[Excerpts from a layout annotation set]
#####
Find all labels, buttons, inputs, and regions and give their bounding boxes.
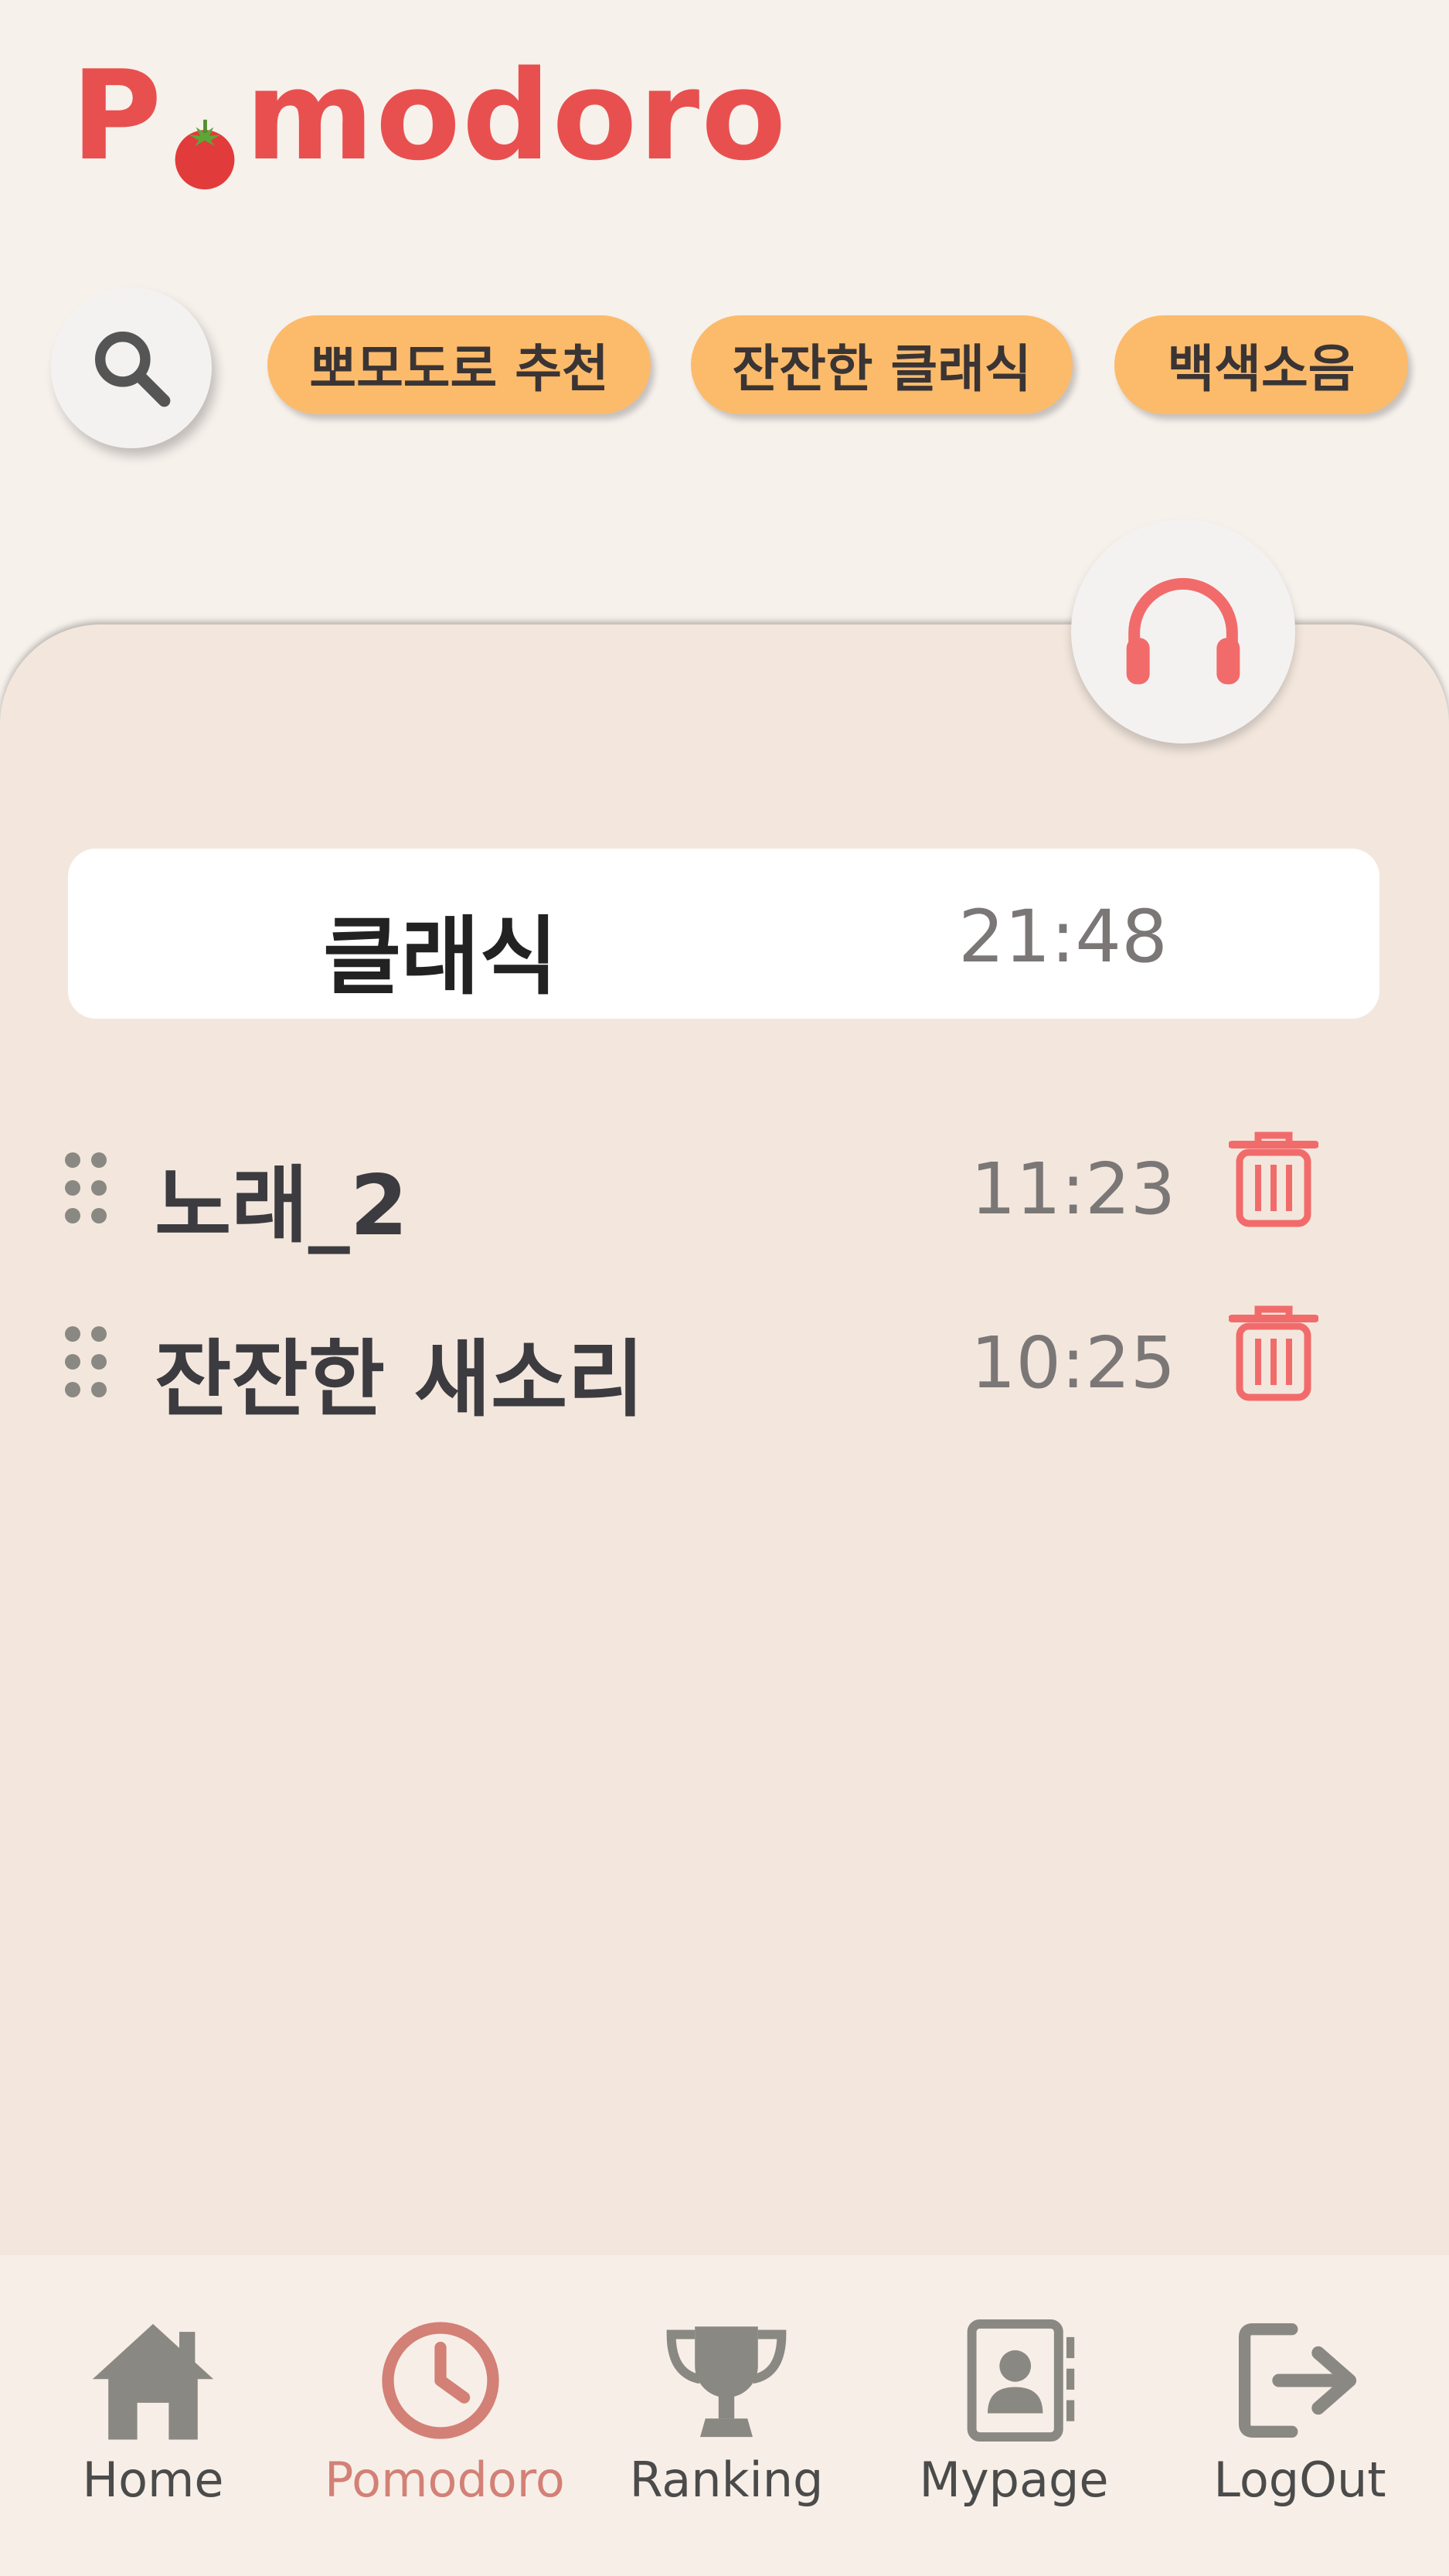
search-button[interactable] bbox=[51, 288, 212, 448]
logout-icon bbox=[1238, 2323, 1357, 2438]
tab-label: Ranking bbox=[629, 2452, 824, 2508]
trash-icon[interactable] bbox=[1229, 1131, 1318, 1228]
now-playing-card[interactable] bbox=[68, 849, 1379, 1019]
tab-label: Mypage bbox=[919, 2452, 1109, 2508]
tomato-icon bbox=[168, 87, 242, 190]
track-row[interactable]: 잔잔한 새소리 10:25 bbox=[0, 1298, 1449, 1428]
app-logo: P modoro bbox=[71, 43, 788, 190]
tab-ranking[interactable]: Ranking bbox=[611, 2319, 842, 2508]
chip-pomodoro-recommend[interactable]: 뽀모도로 추천 bbox=[267, 315, 651, 414]
track-time: 10:25 bbox=[971, 1322, 1176, 1404]
drag-handle-icon[interactable] bbox=[63, 1325, 110, 1399]
now-playing-time: 21:48 bbox=[958, 895, 1168, 979]
trash-icon[interactable] bbox=[1229, 1305, 1318, 1402]
track-row[interactable]: 노래_2 11:23 bbox=[0, 1125, 1449, 1254]
search-icon bbox=[94, 331, 171, 407]
tab-pomodoro[interactable]: Pomodoro bbox=[325, 2319, 565, 2508]
chip-white-noise[interactable]: 백색소음 bbox=[1114, 315, 1408, 414]
trophy-icon bbox=[666, 2326, 787, 2438]
now-playing-title: 클래식 bbox=[323, 907, 558, 1006]
track-title: 잔잔한 새소리 bbox=[155, 1332, 645, 1428]
chip-calm-classic[interactable]: 잔잔한 클래식 bbox=[691, 315, 1073, 414]
home-icon bbox=[92, 2323, 214, 2440]
track-time: 11:23 bbox=[971, 1148, 1176, 1230]
headphones-button[interactable] bbox=[1071, 519, 1295, 744]
contact-book-icon bbox=[967, 2319, 1075, 2442]
logo-text-suffix: modoro bbox=[245, 43, 788, 188]
track-title: 노래_2 bbox=[155, 1158, 408, 1254]
tab-mypage[interactable]: Mypage bbox=[898, 2319, 1130, 2508]
tab-label: LogOut bbox=[1213, 2452, 1386, 2508]
tab-label: Pomodoro bbox=[325, 2452, 565, 2508]
tab-home[interactable]: Home bbox=[37, 2319, 269, 2508]
logo-text-prefix: P bbox=[71, 43, 164, 188]
tab-logout[interactable]: LogOut bbox=[1184, 2319, 1416, 2508]
clock-icon bbox=[382, 2322, 499, 2439]
drag-handle-icon[interactable] bbox=[63, 1151, 110, 1225]
tab-label: Home bbox=[82, 2452, 224, 2508]
headphones-icon bbox=[1126, 577, 1240, 685]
#####
_TASK GOAL_: Reproduce the lines of the data above, starting at the line containing "search-button[interactable] bbox=[51, 288, 212, 448]" and continuing through the line containing "tab-ranking[interactable]: Ranking bbox=[611, 2319, 842, 2508]", both included.

_SOLUTION BELOW_:
search-button[interactable] bbox=[51, 288, 212, 448]
logout-icon bbox=[1238, 2323, 1357, 2438]
tab-label: Ranking bbox=[629, 2452, 824, 2508]
trash-icon[interactable] bbox=[1229, 1131, 1318, 1228]
now-playing-card[interactable] bbox=[68, 849, 1379, 1019]
tab-label: Mypage bbox=[919, 2452, 1109, 2508]
tomato-icon bbox=[168, 87, 242, 190]
track-row[interactable]: 잔잔한 새소리 10:25 bbox=[0, 1298, 1449, 1428]
app-logo: P modoro bbox=[71, 43, 788, 190]
tab-ranking[interactable]: Ranking bbox=[611, 2319, 842, 2508]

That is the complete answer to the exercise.